*What you need to do*. Copy out all lines that carry the word "vessel".

*Material*.

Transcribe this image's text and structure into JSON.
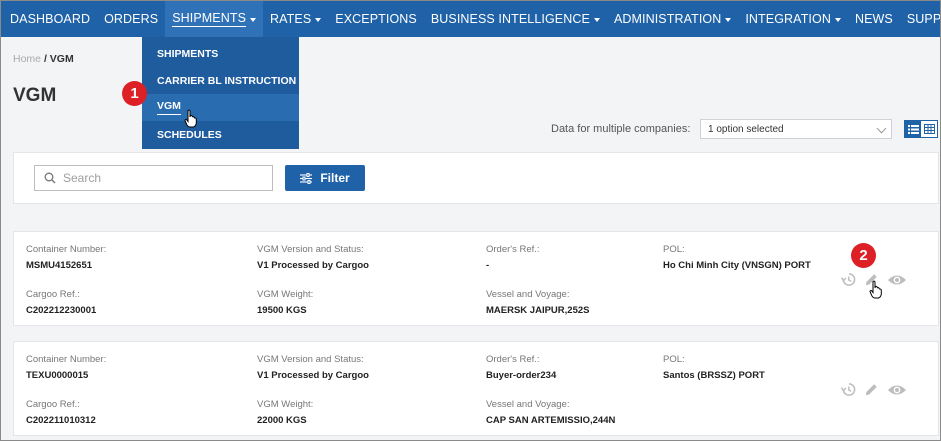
{
  "nav": {
    "items": [
      {
        "label": "DASHBOARD",
        "caret": false
      },
      {
        "label": "ORDERS",
        "caret": false
      },
      {
        "label": "SHIPMENTS",
        "caret": true,
        "active": true
      },
      {
        "label": "RATES",
        "caret": true
      },
      {
        "label": "EXCEPTIONS",
        "caret": false
      },
      {
        "label": "BUSINESS INTELLIGENCE",
        "caret": true
      },
      {
        "label": "ADMINISTRATION",
        "caret": true
      },
      {
        "label": "INTEGRATION",
        "caret": true
      },
      {
        "label": "NEWS",
        "caret": false
      },
      {
        "label": "SUPPORT CENTER",
        "caret": false
      }
    ],
    "dropdown": [
      "SHIPMENTS",
      "CARRIER BL INSTRUCTION",
      "VGM",
      "SCHEDULES"
    ]
  },
  "breadcrumb": {
    "home": "Home",
    "separator": "/",
    "current": "VGM"
  },
  "page": {
    "title": "VGM"
  },
  "company_filter": {
    "label": "Data for multiple companies:",
    "value": "1 option selected"
  },
  "search": {
    "placeholder": "Search",
    "filter_label": "Filter"
  },
  "labels": {
    "container": "Container Number:",
    "vgm_status": "VGM Version and Status:",
    "orders_ref": "Order's Ref.:",
    "pol": "POL:",
    "cargoo_ref": "Cargoo Ref.:",
    "vgm_weight": "VGM Weight:",
    "vessel": "Vessel and Voyage:"
  },
  "records": [
    {
      "container": "MSMU4152651",
      "vgm_status": "V1 Processed by Cargoo",
      "orders_ref": "-",
      "pol": "Ho Chi Minh City (VNSGN) PORT",
      "cargoo_ref": "C202212230001",
      "vgm_weight": "19500 KGS",
      "vessel": "MAERSK JAIPUR,252S"
    },
    {
      "container": "TEXU0000015",
      "vgm_status": "V1 Processed by Cargoo",
      "orders_ref": "Buyer-order234",
      "pol": "Santos (BRSSZ) PORT",
      "cargoo_ref": "C202211010312",
      "vgm_weight": "22000 KGS",
      "vessel": "CAP SAN ARTEMISSIO,244N"
    }
  ],
  "steps": {
    "one": "1",
    "two": "2"
  },
  "icons": {
    "history": "history-icon",
    "edit": "pencil-icon",
    "view": "eye-icon",
    "search": "search-icon",
    "filter": "sliders-icon",
    "list": "list-view-icon",
    "grid": "grid-view-icon",
    "cursor": "hand-pointer-icon"
  },
  "colors": {
    "nav": "#1f62a8",
    "accent": "#1f62a8",
    "step_marker": "#dd1f26"
  }
}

*Worked solution*.
    "vessel": "Vessel and Voyage:"
      "vessel": "MAERSK JAIPUR,252S"
      "vessel": "CAP SAN ARTEMISSIO,244N"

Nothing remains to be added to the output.